— START RECORDS PROVIDED —

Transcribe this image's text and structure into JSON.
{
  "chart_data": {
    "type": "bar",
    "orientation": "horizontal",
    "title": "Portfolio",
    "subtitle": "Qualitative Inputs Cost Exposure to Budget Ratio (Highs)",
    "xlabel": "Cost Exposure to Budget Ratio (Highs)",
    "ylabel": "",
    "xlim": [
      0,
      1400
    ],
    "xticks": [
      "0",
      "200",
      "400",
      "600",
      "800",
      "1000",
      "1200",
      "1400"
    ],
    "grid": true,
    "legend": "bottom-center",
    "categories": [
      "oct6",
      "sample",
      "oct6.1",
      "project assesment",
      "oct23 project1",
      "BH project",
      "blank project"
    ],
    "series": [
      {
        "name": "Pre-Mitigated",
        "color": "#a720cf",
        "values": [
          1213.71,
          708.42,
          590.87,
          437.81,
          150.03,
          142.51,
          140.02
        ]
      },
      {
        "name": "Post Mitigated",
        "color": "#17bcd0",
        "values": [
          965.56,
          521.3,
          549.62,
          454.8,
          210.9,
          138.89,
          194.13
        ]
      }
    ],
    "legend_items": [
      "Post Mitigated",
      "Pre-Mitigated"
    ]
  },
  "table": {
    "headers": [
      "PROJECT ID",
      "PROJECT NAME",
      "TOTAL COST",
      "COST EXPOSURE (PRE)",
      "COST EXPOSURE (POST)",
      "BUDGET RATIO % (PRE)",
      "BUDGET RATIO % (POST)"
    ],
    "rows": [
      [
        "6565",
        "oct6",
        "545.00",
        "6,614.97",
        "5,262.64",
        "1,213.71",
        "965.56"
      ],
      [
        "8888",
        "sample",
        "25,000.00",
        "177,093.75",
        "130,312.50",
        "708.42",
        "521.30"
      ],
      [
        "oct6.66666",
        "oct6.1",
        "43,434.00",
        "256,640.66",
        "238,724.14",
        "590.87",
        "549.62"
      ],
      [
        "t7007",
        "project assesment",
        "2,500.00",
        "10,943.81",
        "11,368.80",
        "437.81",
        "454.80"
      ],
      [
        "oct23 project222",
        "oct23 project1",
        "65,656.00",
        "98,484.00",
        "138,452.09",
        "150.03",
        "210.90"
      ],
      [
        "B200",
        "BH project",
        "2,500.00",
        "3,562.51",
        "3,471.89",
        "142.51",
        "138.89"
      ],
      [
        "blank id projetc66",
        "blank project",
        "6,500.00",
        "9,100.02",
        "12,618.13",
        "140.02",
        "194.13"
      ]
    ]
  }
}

— END RECORDS PROVIDED —

- _PROBLEM TO WORK ON_
All the data must be duplicated exactly, with nothing added or removed.

- _EXPECTED ANSWER_
Transcribe this image's text and structure into JSON.
{
  "chart_data": {
    "type": "bar",
    "orientation": "horizontal",
    "title": "Portfolio",
    "subtitle": "Qualitative Inputs Cost Exposure to Budget Ratio (Highs)",
    "xlabel": "Cost Exposure to Budget Ratio (Highs)",
    "ylabel": "",
    "xlim": [
      0,
      1400
    ],
    "xticks": [
      "0",
      "200",
      "400",
      "600",
      "800",
      "1000",
      "1200",
      "1400"
    ],
    "grid": true,
    "legend": "bottom-center",
    "categories": [
      "oct6",
      "sample",
      "oct6.1",
      "project assesment",
      "oct23 project1",
      "BH project",
      "blank project"
    ],
    "series": [
      {
        "name": "Pre-Mitigated",
        "color": "#a720cf",
        "values": [
          1213.71,
          708.42,
          590.87,
          437.81,
          150.03,
          142.51,
          140.02
        ]
      },
      {
        "name": "Post Mitigated",
        "color": "#17bcd0",
        "values": [
          965.56,
          521.3,
          549.62,
          454.8,
          210.9,
          138.89,
          194.13
        ]
      }
    ],
    "legend_items": [
      "Post Mitigated",
      "Pre-Mitigated"
    ]
  },
  "table": {
    "headers": [
      "PROJECT ID",
      "PROJECT NAME",
      "TOTAL COST",
      "COST EXPOSURE (PRE)",
      "COST EXPOSURE (POST)",
      "BUDGET RATIO % (PRE)",
      "BUDGET RATIO % (POST)"
    ],
    "rows": [
      [
        "6565",
        "oct6",
        "545.00",
        "6,614.97",
        "5,262.64",
        "1,213.71",
        "965.56"
      ],
      [
        "8888",
        "sample",
        "25,000.00",
        "177,093.75",
        "130,312.50",
        "708.42",
        "521.30"
      ],
      [
        "oct6.66666",
        "oct6.1",
        "43,434.00",
        "256,640.66",
        "238,724.14",
        "590.87",
        "549.62"
      ],
      [
        "t7007",
        "project assesment",
        "2,500.00",
        "10,943.81",
        "11,368.80",
        "437.81",
        "454.80"
      ],
      [
        "oct23 project222",
        "oct23 project1",
        "65,656.00",
        "98,484.00",
        "138,452.09",
        "150.03",
        "210.90"
      ],
      [
        "B200",
        "BH project",
        "2,500.00",
        "3,562.51",
        "3,471.89",
        "142.51",
        "138.89"
      ],
      [
        "blank id projetc66",
        "blank project",
        "6,500.00",
        "9,100.02",
        "12,618.13",
        "140.02",
        "194.13"
      ]
    ]
  }
}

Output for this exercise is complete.